Instruction:
Please rewrite every line of the records below as a numbered list, leaving out blank lines and pictures.

Dataset excerpts:

----------

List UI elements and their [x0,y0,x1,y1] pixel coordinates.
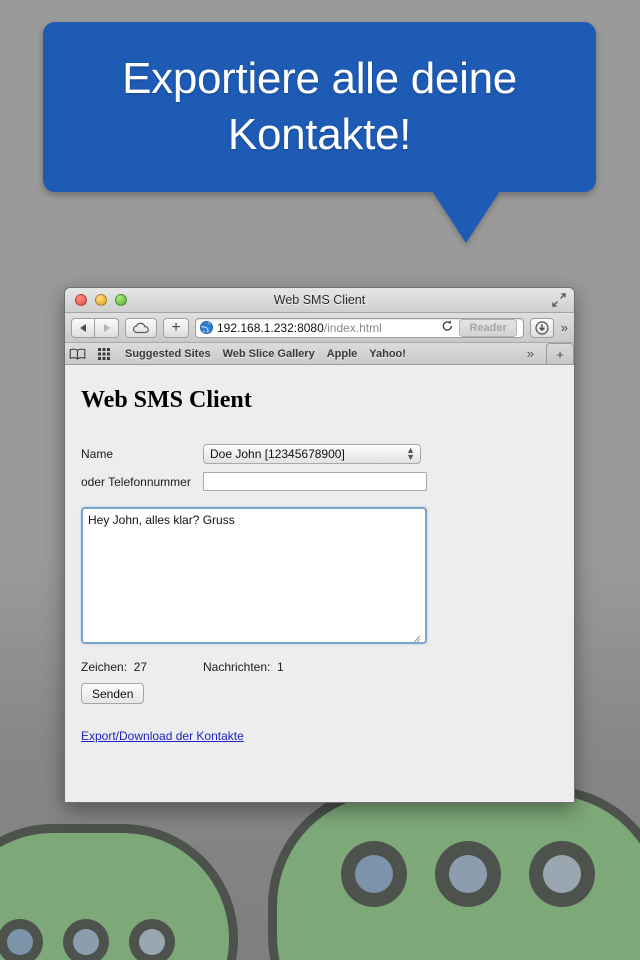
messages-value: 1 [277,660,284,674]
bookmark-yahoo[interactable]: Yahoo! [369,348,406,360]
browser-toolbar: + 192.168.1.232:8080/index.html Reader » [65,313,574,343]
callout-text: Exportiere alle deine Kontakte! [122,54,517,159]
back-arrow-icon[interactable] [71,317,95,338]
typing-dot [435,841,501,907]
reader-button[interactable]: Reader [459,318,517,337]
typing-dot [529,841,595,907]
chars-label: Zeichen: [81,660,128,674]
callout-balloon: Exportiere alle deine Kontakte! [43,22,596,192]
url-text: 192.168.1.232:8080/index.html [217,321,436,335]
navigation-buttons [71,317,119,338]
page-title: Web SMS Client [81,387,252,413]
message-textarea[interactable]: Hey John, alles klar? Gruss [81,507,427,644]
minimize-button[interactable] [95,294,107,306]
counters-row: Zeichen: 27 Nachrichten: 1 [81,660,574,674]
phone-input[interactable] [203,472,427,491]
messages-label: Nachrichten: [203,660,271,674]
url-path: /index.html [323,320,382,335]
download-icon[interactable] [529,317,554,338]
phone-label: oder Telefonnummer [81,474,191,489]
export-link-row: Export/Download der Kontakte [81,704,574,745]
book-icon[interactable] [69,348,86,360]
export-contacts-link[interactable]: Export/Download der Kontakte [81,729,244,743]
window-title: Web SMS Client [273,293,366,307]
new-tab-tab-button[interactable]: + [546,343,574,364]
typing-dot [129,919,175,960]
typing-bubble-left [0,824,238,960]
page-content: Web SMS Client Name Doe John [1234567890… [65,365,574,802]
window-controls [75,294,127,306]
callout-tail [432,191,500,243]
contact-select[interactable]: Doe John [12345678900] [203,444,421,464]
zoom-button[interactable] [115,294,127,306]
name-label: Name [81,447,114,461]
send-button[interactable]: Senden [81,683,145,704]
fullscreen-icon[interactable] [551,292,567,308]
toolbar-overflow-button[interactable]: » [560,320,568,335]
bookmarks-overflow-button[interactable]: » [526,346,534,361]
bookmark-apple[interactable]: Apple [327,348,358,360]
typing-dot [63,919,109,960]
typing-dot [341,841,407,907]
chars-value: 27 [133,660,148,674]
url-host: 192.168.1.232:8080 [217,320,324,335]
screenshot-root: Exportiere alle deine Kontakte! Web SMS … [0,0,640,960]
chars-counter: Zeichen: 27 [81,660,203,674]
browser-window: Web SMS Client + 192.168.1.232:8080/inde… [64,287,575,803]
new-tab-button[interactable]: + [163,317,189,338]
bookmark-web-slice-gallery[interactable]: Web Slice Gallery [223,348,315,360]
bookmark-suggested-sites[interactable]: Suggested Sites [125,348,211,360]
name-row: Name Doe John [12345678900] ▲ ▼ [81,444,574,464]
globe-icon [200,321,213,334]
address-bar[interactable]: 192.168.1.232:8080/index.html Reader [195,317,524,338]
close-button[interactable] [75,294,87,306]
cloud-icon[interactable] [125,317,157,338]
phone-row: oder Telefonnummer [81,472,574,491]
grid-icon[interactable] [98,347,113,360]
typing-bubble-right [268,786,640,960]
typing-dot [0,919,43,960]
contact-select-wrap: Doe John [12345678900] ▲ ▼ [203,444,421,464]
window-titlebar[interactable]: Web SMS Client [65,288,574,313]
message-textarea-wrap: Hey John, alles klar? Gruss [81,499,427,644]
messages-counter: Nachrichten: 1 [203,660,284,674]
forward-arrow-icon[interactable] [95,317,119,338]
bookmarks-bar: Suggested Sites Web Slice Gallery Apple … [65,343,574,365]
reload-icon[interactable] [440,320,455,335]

----------

Task output:
1. List UI elements and their [x0,y0,x1,y1] pixel coordinates.
2. messages-value: 1 [277,660,284,674]
3. bookmark-yahoo[interactable]: Yahoo! [369,348,406,360]
4. browser-toolbar: + 192.168.1.232:8080/index.html Reader » [65,313,574,343]
5. callout-text: Exportiere alle deine Kontakte! [122,54,517,159]
6. back-arrow-icon[interactable] [71,317,95,338]
7. typing-dot [435,841,501,907]
8. reader-button[interactable]: Reader [459,318,517,337]
9. typing-dot [529,841,595,907]
10. chars-label: Zeichen: [81,660,128,674]
11. callout-balloon: Exportiere alle deine Kontakte! [43,22,596,192]
12. url-text: 192.168.1.232:8080/index.html [217,321,436,335]
13. navigation-buttons [71,317,119,338]
14. page-title: Web SMS Client [81,387,252,413]
15. message-textarea[interactable]: Hey John, alles klar? Gruss [81,507,427,644]
16. minimize-button[interactable] [95,294,107,306]
17. counters-row: Zeichen: 27 Nachrichten: 1 [81,660,574,674]
18. phone-input[interactable] [203,472,427,491]
19. messages-label: Nachrichten: [203,660,271,674]
20. url-path: /index.html [323,320,382,335]
21. download-icon[interactable] [529,317,554,338]
22. phone-label: oder Telefonnummer [81,474,191,489]
23. export-link-row: Export/Download der Kontakte [81,704,574,745]
24. book-icon[interactable] [69,348,86,360]
25. export-contacts-link[interactable]: Export/Download der Kontakte [81,729,244,743]
26. window-title: Web SMS Client [273,293,366,307]
27. new-tab-tab-button[interactable]: + [546,343,574,364]
28. typing-dot [129,919,175,960]
29. typing-bubble-left [0,824,238,960]
30. page-content: Web SMS Client Name Doe John [1234567890… [65,365,574,802]
31. window-controls [75,294,127,306]
32. callout-tail [432,191,500,243]
33. contact-select[interactable]: Doe John [12345678900] [203,444,421,464]
34. zoom-button[interactable] [115,294,127,306]
35. name-label: Name [81,447,114,461]
36. send-button[interactable]: Senden [81,683,145,704]
37. fullscreen-icon[interactable] [551,292,567,308]
38. toolbar-overflow-button[interactable]: » [560,320,568,335]
39. bookmarks-overflow-button[interactable]: » [526,346,534,361]
40. bookmark-apple[interactable]: Apple [327,348,358,360]
41. typing-dot [63,919,109,960]
42. typing-dot [341,841,407,907]
43. chars-value: 27 [133,660,148,674]
44. url-host: 192.168.1.232:8080 [217,320,324,335]
45. screenshot-root: Exportiere alle deine Kontakte! Web SMS … [0,0,640,960]
46. chars-counter: Zeichen: 27 [81,660,203,674]
47. browser-window: Web SMS Client + 192.168.1.232:8080/inde… [64,287,575,803]
48. new-tab-button[interactable]: + [163,317,189,338]
49. bookmark-web-slice-gallery[interactable]: Web Slice Gallery [223,348,315,360]
50. bookmark-suggested-sites[interactable]: Suggested Sites [125,348,211,360]
51. name-row: Name Doe John [12345678900] ▲ ▼ [81,444,574,464]
52. globe-icon [200,321,213,334]
53. address-bar[interactable]: 192.168.1.232:8080/index.html Reader [195,317,524,338]
54. close-button[interactable] [75,294,87,306]
55. cloud-icon[interactable] [125,317,157,338]
56. phone-row: oder Telefonnummer [81,472,574,491]
57. grid-icon[interactable] [98,347,113,360]
58. typing-bubble-right [268,786,640,960]
59. typing-dot [0,919,43,960]
60. contact-select-wrap: Doe John [12345678900] ▲ ▼ [203,444,421,464]
61. window-titlebar[interactable]: Web SMS Client [65,288,574,313]
62. message-textarea-wrap: Hey John, alles klar? Gruss [81,499,427,644]
63. messages-counter: Nachrichten: 1 [203,660,284,674]
64. forward-arrow-icon[interactable] [95,317,119,338]
65. bookmarks-bar: Suggested Sites Web Slice Gallery Apple … [65,343,574,365]
66. reload-icon[interactable] [440,320,455,335]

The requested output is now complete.